> [DIRECTIONS FOR THIS TASK]: Write out the listing below, word for word, from its first line through the line containing "axes-frame — [274, 212, 1937, 1534]", including both of those lines and nothing else.

-- BEGIN DATA TO USE --

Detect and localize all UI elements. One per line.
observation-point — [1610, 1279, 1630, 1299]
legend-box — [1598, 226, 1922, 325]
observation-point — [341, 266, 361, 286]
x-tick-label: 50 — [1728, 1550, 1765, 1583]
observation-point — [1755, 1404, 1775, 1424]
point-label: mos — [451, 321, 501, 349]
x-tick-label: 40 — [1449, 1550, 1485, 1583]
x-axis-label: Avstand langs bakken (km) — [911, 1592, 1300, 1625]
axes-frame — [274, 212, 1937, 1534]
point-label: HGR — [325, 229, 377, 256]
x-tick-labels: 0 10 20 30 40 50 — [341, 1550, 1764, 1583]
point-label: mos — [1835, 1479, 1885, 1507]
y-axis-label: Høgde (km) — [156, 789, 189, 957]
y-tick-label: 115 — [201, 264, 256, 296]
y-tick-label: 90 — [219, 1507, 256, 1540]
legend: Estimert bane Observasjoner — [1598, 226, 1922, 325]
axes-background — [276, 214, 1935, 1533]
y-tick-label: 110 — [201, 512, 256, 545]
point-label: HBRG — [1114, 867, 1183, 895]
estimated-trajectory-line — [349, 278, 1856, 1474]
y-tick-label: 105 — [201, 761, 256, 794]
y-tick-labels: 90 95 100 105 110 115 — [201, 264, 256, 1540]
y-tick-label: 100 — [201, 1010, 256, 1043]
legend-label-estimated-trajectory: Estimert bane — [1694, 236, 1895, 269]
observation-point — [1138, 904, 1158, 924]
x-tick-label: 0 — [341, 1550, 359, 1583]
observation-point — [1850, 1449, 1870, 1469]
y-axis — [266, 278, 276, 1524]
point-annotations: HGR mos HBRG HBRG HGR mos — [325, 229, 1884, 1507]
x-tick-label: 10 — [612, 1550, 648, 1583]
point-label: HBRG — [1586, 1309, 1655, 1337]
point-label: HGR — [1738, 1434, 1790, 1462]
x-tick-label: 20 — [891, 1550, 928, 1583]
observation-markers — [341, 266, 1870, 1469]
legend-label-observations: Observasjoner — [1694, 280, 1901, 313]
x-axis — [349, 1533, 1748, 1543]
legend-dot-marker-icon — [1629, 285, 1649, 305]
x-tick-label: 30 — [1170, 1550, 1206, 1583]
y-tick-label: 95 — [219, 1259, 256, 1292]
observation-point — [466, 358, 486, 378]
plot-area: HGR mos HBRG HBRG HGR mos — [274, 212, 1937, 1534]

-- END DATA TO USE --

> [RESPONSE]:
Detect and localize all UI elements. One per line.
observation-point — [1610, 1279, 1630, 1299]
legend-box — [1598, 226, 1922, 325]
observation-point — [341, 266, 361, 286]
x-tick-label: 50 — [1728, 1550, 1765, 1583]
observation-point — [1755, 1404, 1775, 1424]
point-label: mos — [451, 321, 501, 349]
x-tick-label: 40 — [1449, 1550, 1485, 1583]
x-axis-label: Avstand langs bakken (km) — [911, 1592, 1300, 1625]
axes-frame — [274, 212, 1937, 1534]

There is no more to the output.